§ Set exercise:
An exact copy of the records is required, minus the pictures they hold.

===== Data extract =====

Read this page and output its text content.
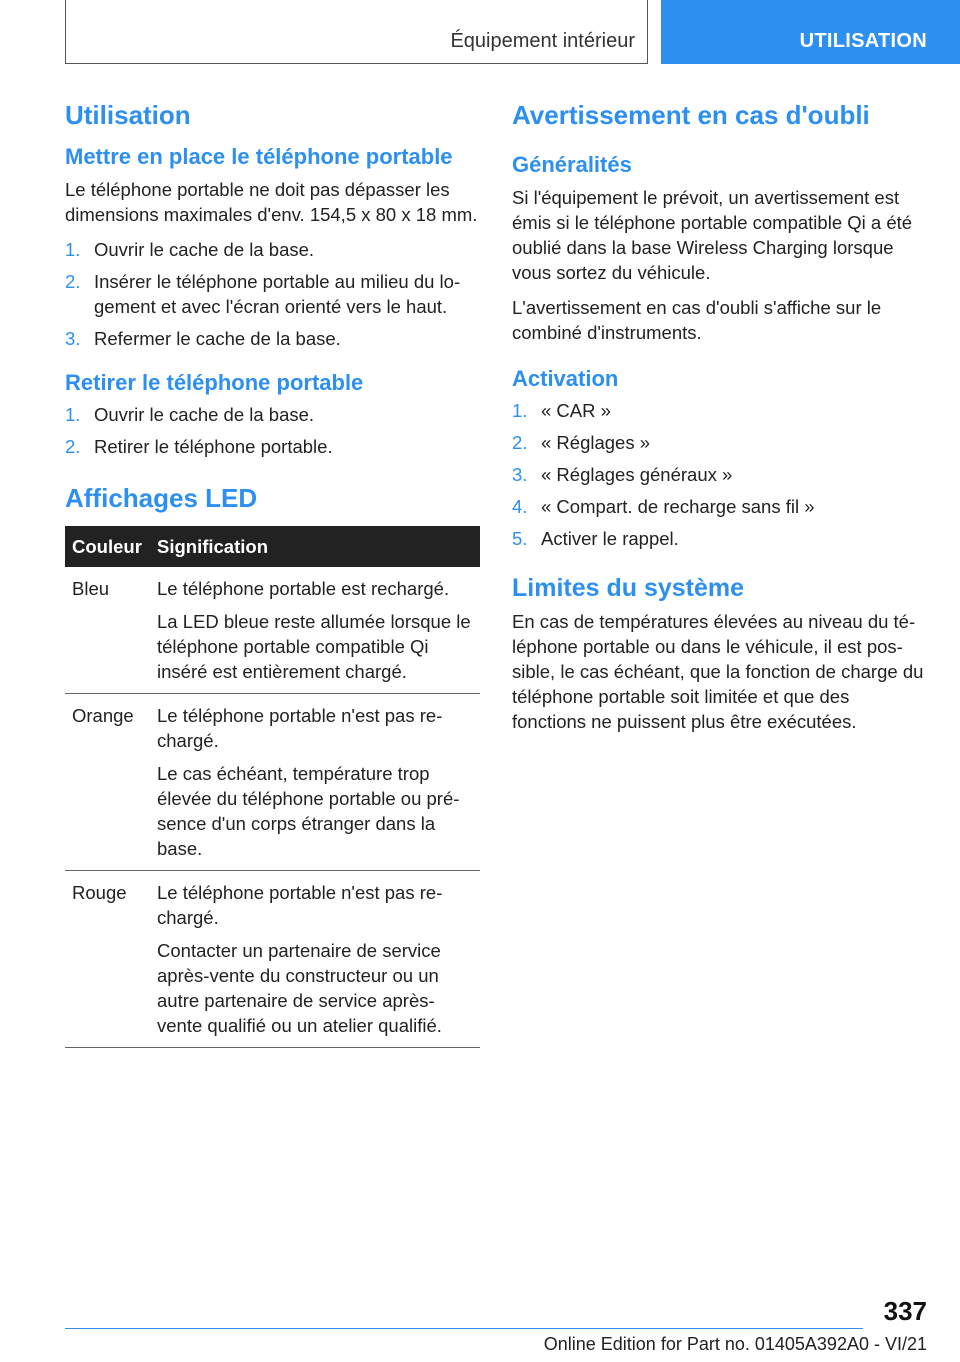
Équipement intérieur	UTILISATION
Utilisation
Mettre en place le téléphone portable

Le téléphone portable ne doit pas dépasser les dimensions maximales d'env. 154,5 x 80 x 18 mm.

1. Ouvrir le cache de la base.
2. Insérer le téléphone portable au milieu du logement et avec l'écran orienté vers le haut.
3. Refermer le cache de la base.
Retirer le téléphone portable
1. Ouvrir le cache de la base.
2. Retirer le téléphone portable.
Affichages LED
Couleur	Signification
Bleu	Le téléphone portable est rechargé.

La LED bleue reste allumée lorsque le téléphone portable compatible Qi inséré est entièrement chargé.

Orange	Le téléphone portable n'est pas rechargé.

Le cas échéant, température trop élevée du téléphone portable ou présence d'un corps étranger dans la base.

Rouge	Le téléphone portable n'est pas rechargé.

Contacter un partenaire de service après-vente du constructeur ou un autre partenaire de service après-vente qualifié ou un atelier qualifié.

Avertissement en cas d'oubli
Généralités

Si l'équipement le prévoit, un avertissement est émis si le téléphone portable compatible Qi a été oublié dans la base Wireless Charging lorsque vous sortez du véhicule.

L'avertissement en cas d'oubli s'affiche sur le combiné d'instruments.

Activation
1. « CAR »
2. « Réglages »
3. « Réglages généraux »
4. « Compart. de recharge sans fil »
5. Activer le rappel.
Limites du système

En cas de températures élevées au niveau du téléphone portable ou dans le véhicule, il est possible, le cas échéant, que la fonction de charge du téléphone portable soit limitée et que des fonctions ne puissent plus être exécutées.

337
Online Edition for Part no. 01405A392A0 - VI/21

=====

§ Reply:
Read this page and output its text content.
Équipement intérieur	UTILISATION
Utilisation
Mettre en place le téléphone portable

Le téléphone portable ne doit pas dépasser les dimensions maximales d'env. 154,5 x 80 x 18 mm.

1. Ouvrir le cache de la base.
2. Insérer le téléphone portable au milieu du logement et avec l'écran orienté vers le haut.
3. Refermer le cache de la base.
Retirer le téléphone portable
1. Ouvrir le cache de la base.
2. Retirer le téléphone portable.
Affichages LED
Couleur	Signification
Bleu	Le téléphone portable est rechargé.

La LED bleue reste allumée lorsque le téléphone portable compatible Qi inséré est entièrement chargé.

Orange	Le téléphone portable n'est pas rechargé.

Le cas échéant, température trop élevée du téléphone portable ou présence d'un corps étranger dans la base.

Rouge	Le téléphone portable n'est pas rechargé.

Contacter un partenaire de service après-vente du constructeur ou un autre partenaire de service après-vente qualifié ou un atelier qualifié.

Avertissement en cas d'oubli
Généralités

Si l'équipement le prévoit, un avertissement est émis si le téléphone portable compatible Qi a été oublié dans la base Wireless Charging lorsque vous sortez du véhicule.

L'avertissement en cas d'oubli s'affiche sur le combiné d'instruments.

Activation
1. « CAR »
2. « Réglages »
3. « Réglages généraux »
4. « Compart. de recharge sans fil »
5. Activer le rappel.
Limites du système

En cas de températures élevées au niveau du téléphone portable ou dans le véhicule, il est possible, le cas échéant, que la fonction de charge du téléphone portable soit limitée et que des fonctions ne puissent plus être exécutées.

337
Online Edition for Part no. 01405A392A0 - VI/21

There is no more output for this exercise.